### Stated goal
Return all lines where the word "Statystycznej" can be found.

A block of data
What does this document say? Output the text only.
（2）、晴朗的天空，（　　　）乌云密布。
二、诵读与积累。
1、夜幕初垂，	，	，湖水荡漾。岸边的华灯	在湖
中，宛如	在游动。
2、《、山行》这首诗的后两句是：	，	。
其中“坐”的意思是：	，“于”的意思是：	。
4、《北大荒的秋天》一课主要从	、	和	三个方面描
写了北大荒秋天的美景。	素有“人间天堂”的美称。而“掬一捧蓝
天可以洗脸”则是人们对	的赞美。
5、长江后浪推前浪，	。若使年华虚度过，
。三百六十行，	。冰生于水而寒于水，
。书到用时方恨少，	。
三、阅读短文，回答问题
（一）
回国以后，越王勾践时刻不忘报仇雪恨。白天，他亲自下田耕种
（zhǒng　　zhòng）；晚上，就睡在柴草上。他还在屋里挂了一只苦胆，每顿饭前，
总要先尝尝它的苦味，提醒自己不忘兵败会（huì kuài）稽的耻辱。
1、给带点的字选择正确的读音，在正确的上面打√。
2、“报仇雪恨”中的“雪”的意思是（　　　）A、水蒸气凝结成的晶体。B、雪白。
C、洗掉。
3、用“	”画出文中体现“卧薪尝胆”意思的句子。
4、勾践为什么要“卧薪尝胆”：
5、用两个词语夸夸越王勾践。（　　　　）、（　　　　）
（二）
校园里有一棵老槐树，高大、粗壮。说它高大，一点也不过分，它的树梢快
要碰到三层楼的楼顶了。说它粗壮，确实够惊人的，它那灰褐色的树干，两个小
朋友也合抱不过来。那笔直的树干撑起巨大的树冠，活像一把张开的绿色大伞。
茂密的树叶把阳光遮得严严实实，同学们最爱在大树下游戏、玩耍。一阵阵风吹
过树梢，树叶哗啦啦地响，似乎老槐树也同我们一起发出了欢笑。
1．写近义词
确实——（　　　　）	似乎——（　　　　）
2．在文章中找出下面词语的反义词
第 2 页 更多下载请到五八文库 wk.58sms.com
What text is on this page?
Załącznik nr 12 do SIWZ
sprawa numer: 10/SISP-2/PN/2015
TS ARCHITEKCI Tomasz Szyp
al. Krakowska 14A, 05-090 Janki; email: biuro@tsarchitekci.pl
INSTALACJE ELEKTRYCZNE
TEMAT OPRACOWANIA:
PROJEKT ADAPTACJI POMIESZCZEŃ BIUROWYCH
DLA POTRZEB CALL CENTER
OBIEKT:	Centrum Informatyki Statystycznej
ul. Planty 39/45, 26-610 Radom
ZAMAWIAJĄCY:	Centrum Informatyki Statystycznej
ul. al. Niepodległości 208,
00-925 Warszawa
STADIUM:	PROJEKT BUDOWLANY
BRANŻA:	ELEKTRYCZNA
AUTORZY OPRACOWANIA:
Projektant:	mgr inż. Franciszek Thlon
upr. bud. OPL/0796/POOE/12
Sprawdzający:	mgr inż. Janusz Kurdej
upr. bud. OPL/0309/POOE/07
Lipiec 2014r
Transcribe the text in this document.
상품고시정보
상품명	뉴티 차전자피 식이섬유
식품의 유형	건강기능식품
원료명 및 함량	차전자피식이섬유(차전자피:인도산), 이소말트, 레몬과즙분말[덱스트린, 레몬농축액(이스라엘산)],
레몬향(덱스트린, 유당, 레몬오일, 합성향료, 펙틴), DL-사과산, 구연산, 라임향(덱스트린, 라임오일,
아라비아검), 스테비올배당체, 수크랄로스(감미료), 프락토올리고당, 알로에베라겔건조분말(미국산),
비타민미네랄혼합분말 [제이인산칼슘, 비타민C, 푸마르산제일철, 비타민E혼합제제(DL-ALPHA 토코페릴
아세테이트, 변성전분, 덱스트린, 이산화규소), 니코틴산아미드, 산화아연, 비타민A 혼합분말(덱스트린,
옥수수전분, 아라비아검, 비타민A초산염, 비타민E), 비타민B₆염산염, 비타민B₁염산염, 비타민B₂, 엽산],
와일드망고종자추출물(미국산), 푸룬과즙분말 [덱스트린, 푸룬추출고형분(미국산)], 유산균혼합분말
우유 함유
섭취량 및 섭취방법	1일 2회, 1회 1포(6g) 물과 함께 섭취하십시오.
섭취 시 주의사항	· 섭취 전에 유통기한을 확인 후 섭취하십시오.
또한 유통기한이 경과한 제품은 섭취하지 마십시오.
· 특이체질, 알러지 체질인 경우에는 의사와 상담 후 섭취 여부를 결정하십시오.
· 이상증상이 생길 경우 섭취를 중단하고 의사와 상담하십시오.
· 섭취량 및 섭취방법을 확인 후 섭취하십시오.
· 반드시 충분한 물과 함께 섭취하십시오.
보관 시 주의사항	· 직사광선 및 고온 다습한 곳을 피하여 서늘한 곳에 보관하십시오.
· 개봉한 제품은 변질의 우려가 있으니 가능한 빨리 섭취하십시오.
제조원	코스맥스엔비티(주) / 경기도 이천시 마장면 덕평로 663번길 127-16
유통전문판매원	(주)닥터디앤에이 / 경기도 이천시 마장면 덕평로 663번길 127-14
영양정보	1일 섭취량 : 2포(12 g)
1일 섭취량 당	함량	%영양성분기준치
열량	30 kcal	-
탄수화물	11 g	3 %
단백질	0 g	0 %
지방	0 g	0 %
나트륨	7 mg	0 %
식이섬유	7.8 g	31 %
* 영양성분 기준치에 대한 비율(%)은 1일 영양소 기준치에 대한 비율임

### Output
OBIEKT:	Centrum Informatyki Statystycznej
ZAMAWIAJĄCY:	Centrum Informatyki Statystycznej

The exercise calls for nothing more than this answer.